Problem description:
Copy out every line in which the string "workers" occurs.

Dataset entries
▬▬▬
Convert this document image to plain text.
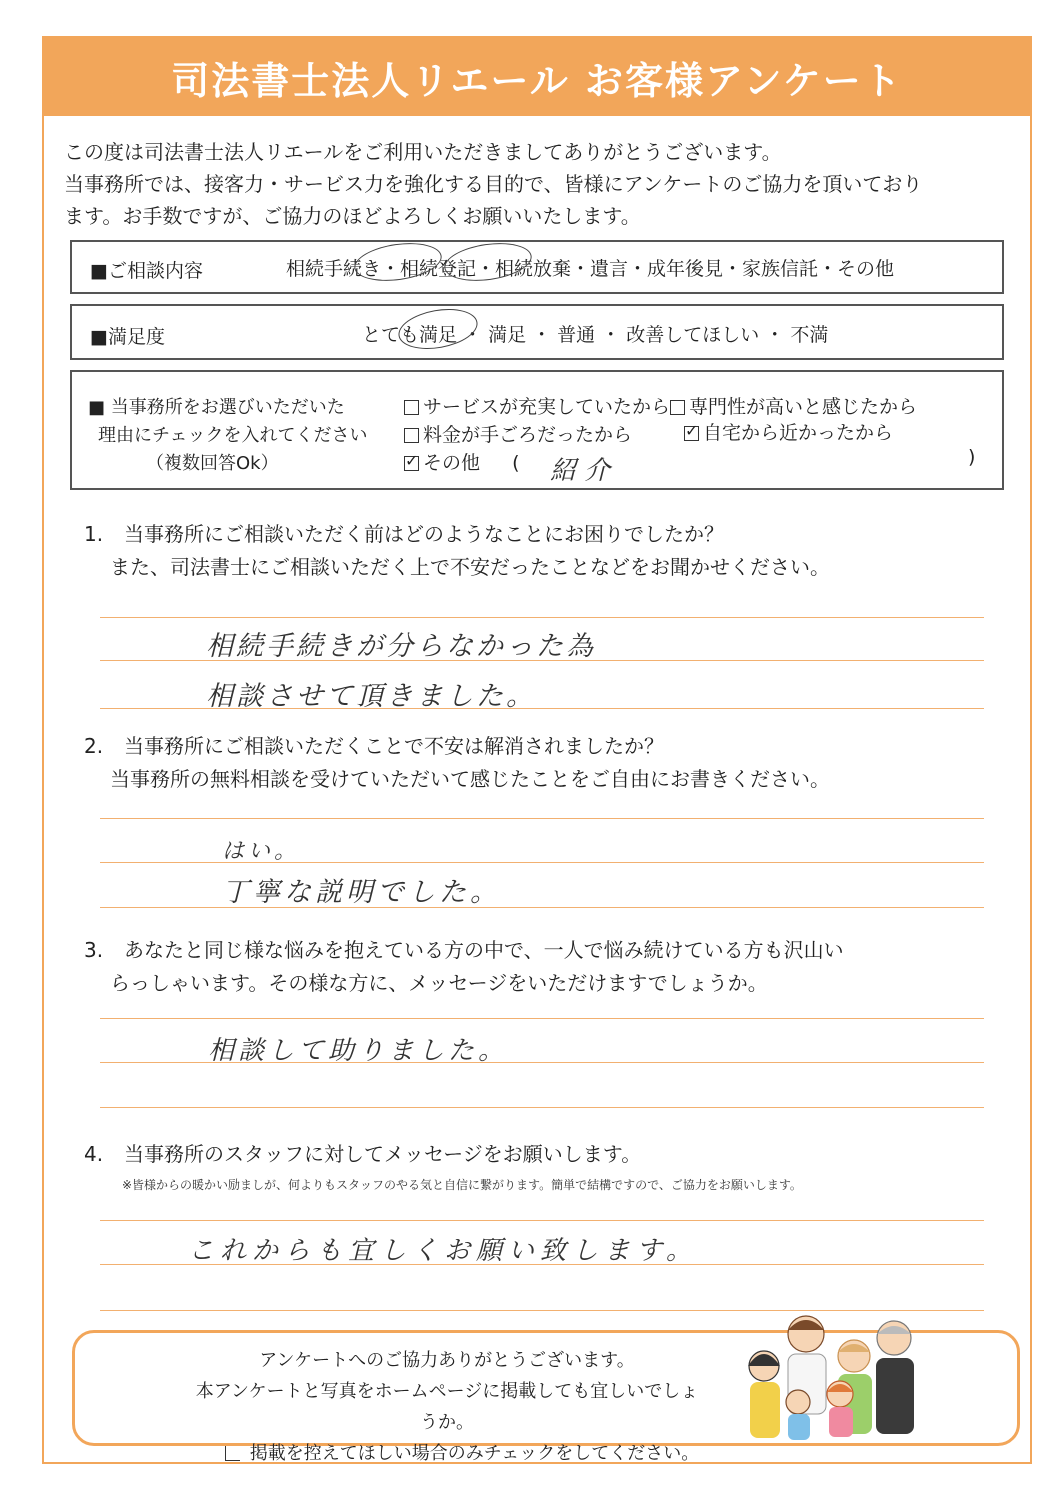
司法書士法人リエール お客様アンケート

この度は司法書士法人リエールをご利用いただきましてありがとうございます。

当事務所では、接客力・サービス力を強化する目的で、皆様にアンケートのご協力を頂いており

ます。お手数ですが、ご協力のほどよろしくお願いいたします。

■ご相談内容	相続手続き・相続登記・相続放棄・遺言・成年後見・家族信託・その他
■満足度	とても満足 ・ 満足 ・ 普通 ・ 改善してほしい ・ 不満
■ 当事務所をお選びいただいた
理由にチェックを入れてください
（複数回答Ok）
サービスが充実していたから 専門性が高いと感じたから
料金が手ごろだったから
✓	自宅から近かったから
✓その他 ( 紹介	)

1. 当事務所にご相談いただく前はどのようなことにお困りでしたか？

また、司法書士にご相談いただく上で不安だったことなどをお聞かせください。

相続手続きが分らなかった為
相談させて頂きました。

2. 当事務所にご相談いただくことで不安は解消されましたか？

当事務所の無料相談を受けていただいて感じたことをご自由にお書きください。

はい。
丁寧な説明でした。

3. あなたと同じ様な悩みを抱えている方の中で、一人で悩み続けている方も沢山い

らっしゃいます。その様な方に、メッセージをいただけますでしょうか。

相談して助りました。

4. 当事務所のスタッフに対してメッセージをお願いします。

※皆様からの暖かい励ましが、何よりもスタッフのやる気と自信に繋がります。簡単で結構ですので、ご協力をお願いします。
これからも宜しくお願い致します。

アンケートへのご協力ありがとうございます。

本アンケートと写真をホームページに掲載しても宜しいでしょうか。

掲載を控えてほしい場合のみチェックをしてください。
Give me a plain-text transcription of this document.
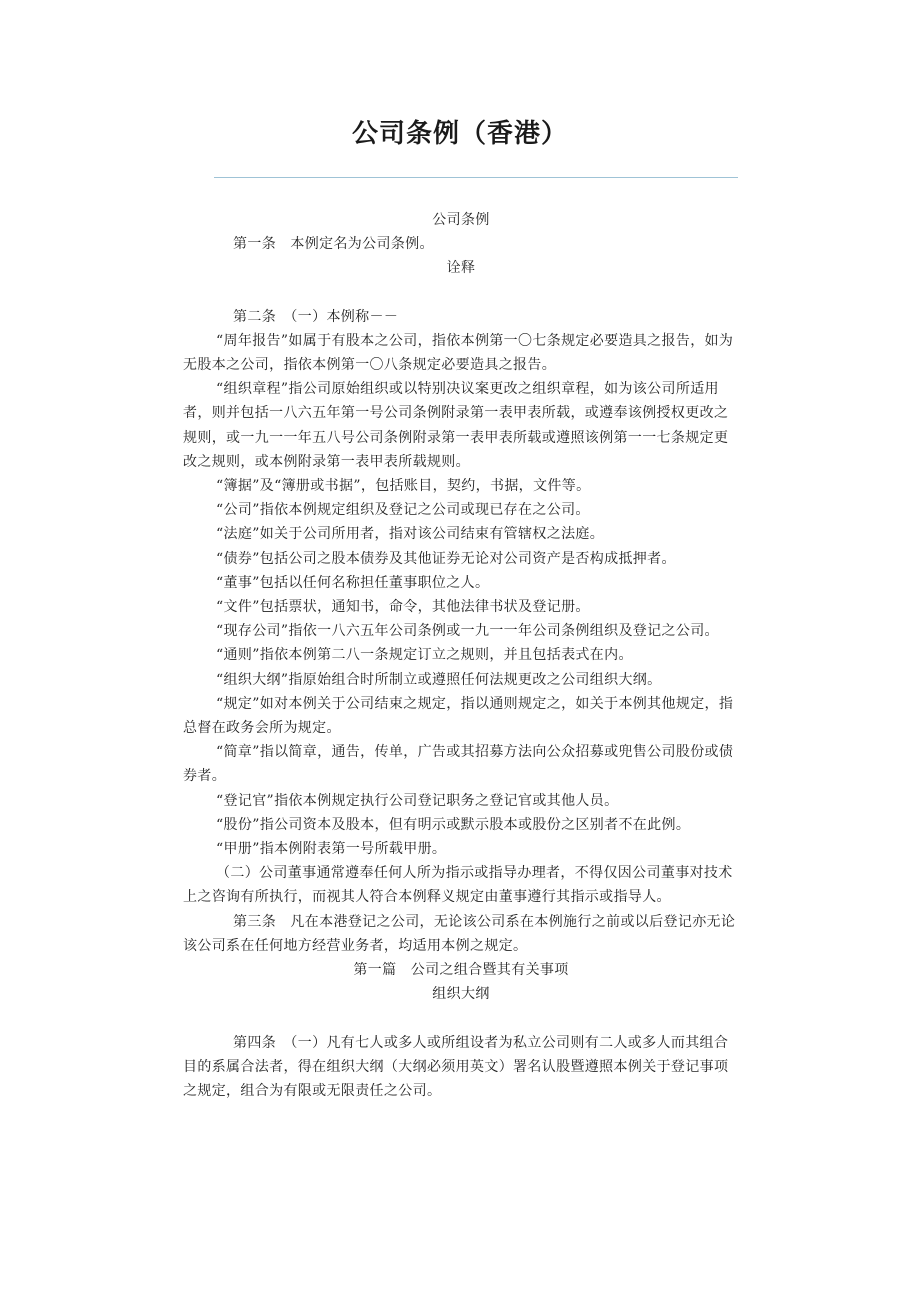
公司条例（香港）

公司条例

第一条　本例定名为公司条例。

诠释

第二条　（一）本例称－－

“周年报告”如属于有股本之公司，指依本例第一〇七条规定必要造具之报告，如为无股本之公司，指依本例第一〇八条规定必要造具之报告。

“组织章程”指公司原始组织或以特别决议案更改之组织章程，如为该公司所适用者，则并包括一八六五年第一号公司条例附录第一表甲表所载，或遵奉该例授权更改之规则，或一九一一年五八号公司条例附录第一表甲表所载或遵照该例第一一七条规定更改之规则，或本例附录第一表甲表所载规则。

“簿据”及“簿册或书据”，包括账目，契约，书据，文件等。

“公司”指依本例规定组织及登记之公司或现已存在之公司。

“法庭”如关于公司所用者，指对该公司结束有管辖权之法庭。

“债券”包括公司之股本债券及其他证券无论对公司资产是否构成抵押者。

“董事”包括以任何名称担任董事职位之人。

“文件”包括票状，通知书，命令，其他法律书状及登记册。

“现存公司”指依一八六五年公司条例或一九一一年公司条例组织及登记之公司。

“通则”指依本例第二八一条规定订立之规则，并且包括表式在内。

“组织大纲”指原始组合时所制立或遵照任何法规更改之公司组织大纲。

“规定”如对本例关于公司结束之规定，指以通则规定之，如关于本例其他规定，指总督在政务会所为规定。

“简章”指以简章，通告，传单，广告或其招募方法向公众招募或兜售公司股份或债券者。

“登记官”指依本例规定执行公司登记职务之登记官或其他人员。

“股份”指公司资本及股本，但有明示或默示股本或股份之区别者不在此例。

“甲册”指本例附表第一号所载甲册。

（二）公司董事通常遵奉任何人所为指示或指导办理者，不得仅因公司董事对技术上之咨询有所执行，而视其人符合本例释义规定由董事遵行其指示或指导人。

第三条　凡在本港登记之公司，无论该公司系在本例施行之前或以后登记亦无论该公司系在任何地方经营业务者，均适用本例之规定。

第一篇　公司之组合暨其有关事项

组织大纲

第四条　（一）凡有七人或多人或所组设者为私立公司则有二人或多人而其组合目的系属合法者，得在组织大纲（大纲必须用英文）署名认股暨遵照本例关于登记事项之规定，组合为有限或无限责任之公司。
▬▬▬
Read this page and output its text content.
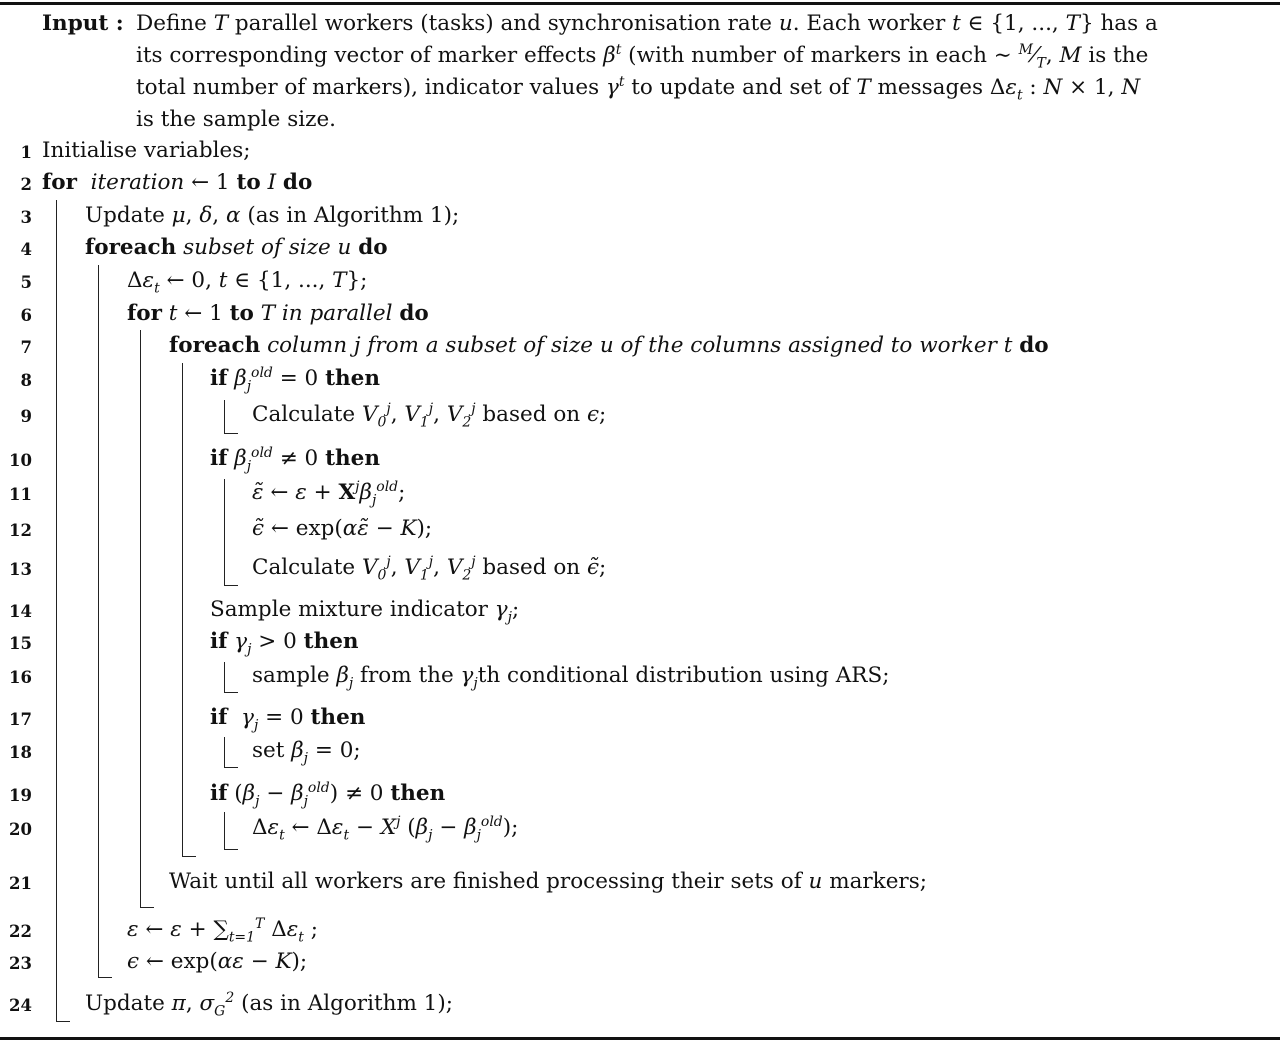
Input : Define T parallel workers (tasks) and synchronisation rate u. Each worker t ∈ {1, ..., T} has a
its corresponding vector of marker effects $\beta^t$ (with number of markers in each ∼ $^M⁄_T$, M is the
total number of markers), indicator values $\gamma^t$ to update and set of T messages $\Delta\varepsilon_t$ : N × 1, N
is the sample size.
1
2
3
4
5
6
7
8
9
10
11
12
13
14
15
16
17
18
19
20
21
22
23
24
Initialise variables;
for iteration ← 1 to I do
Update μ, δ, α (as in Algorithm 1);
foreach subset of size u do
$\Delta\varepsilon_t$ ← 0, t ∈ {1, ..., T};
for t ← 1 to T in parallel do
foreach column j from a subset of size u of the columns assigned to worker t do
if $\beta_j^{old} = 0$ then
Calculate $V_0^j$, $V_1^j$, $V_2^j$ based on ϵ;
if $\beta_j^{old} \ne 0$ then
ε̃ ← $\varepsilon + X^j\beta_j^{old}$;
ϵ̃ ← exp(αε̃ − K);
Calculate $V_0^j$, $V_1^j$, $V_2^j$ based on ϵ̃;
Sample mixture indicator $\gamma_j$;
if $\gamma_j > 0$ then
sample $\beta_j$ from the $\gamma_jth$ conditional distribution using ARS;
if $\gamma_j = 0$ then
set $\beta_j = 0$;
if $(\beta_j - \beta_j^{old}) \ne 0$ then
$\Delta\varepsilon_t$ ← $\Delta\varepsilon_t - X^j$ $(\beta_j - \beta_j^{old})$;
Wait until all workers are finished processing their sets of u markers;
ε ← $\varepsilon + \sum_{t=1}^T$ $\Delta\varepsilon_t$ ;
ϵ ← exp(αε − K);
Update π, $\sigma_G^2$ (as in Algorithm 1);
▬▬▬
Solved exercise:
Input : Define T parallel workers (tasks) and synchronisation rate u. Each worker t ∈ {1, ..., T} has a
Wait until all workers are finished processing their sets of u markers;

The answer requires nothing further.